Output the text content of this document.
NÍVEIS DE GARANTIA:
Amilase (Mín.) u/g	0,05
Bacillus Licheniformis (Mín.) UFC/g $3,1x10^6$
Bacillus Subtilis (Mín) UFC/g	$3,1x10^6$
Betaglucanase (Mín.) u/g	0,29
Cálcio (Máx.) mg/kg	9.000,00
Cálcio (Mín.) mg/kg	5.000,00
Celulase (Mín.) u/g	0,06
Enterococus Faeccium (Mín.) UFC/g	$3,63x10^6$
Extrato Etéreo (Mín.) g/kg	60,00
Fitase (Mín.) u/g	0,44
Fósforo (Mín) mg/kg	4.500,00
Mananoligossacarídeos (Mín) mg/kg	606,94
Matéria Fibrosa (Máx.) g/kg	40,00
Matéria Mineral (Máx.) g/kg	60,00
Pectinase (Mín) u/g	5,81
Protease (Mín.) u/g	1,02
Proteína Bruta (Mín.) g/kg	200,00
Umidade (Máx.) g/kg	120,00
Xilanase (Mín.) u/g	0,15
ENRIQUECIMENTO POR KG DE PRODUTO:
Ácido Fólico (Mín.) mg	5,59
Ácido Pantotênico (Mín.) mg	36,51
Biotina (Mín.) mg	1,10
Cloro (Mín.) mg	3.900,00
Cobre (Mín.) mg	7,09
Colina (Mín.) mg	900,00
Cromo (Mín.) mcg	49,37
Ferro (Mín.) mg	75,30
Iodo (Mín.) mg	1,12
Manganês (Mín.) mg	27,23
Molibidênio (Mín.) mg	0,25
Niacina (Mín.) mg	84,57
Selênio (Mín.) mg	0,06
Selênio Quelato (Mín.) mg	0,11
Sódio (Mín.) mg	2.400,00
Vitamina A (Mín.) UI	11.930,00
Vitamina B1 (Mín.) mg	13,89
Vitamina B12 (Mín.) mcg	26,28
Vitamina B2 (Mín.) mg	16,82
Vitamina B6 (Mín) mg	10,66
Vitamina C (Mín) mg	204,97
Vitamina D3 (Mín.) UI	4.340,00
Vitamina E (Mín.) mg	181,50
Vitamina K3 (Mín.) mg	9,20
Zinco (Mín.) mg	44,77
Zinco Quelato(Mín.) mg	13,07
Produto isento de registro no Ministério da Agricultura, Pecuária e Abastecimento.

========================================

#### THE PROBLEM:
Give the listing again, word for word.

#### RESULT OF THE TASK:
Output the text content of this document.
NÍVEIS DE GARANTIA:
Amilase (Mín.) u/g	0,05
Bacillus Licheniformis (Mín.) UFC/g $3,1x10^6$
Bacillus Subtilis (Mín) UFC/g	$3,1x10^6$
Betaglucanase (Mín.) u/g	0,29
Cálcio (Máx.) mg/kg	9.000,00
Cálcio (Mín.) mg/kg	5.000,00
Celulase (Mín.) u/g	0,06
Enterococus Faeccium (Mín.) UFC/g	$3,63x10^6$
Extrato Etéreo (Mín.) g/kg	60,00
Fitase (Mín.) u/g	0,44
Fósforo (Mín) mg/kg	4.500,00
Mananoligossacarídeos (Mín) mg/kg	606,94
Matéria Fibrosa (Máx.) g/kg	40,00
Matéria Mineral (Máx.) g/kg	60,00
Pectinase (Mín) u/g	5,81
Protease (Mín.) u/g	1,02
Proteína Bruta (Mín.) g/kg	200,00
Umidade (Máx.) g/kg	120,00
Xilanase (Mín.) u/g	0,15
ENRIQUECIMENTO POR KG DE PRODUTO:
Ácido Fólico (Mín.) mg	5,59
Ácido Pantotênico (Mín.) mg	36,51
Biotina (Mín.) mg	1,10
Cloro (Mín.) mg	3.900,00
Cobre (Mín.) mg	7,09
Colina (Mín.) mg	900,00
Cromo (Mín.) mcg	49,37
Ferro (Mín.) mg	75,30
Iodo (Mín.) mg	1,12
Manganês (Mín.) mg	27,23
Molibidênio (Mín.) mg	0,25
Niacina (Mín.) mg	84,57
Selênio (Mín.) mg	0,06
Selênio Quelato (Mín.) mg	0,11
Sódio (Mín.) mg	2.400,00
Vitamina A (Mín.) UI	11.930,00
Vitamina B1 (Mín.) mg	13,89
Vitamina B12 (Mín.) mcg	26,28
Vitamina B2 (Mín.) mg	16,82
Vitamina B6 (Mín) mg	10,66
Vitamina C (Mín) mg	204,97
Vitamina D3 (Mín.) UI	4.340,00
Vitamina E (Mín.) mg	181,50
Vitamina K3 (Mín.) mg	9,20
Zinco (Mín.) mg	44,77
Zinco Quelato(Mín.) mg	13,07
Produto isento de registro no Ministério da Agricultura, Pecuária e Abastecimento.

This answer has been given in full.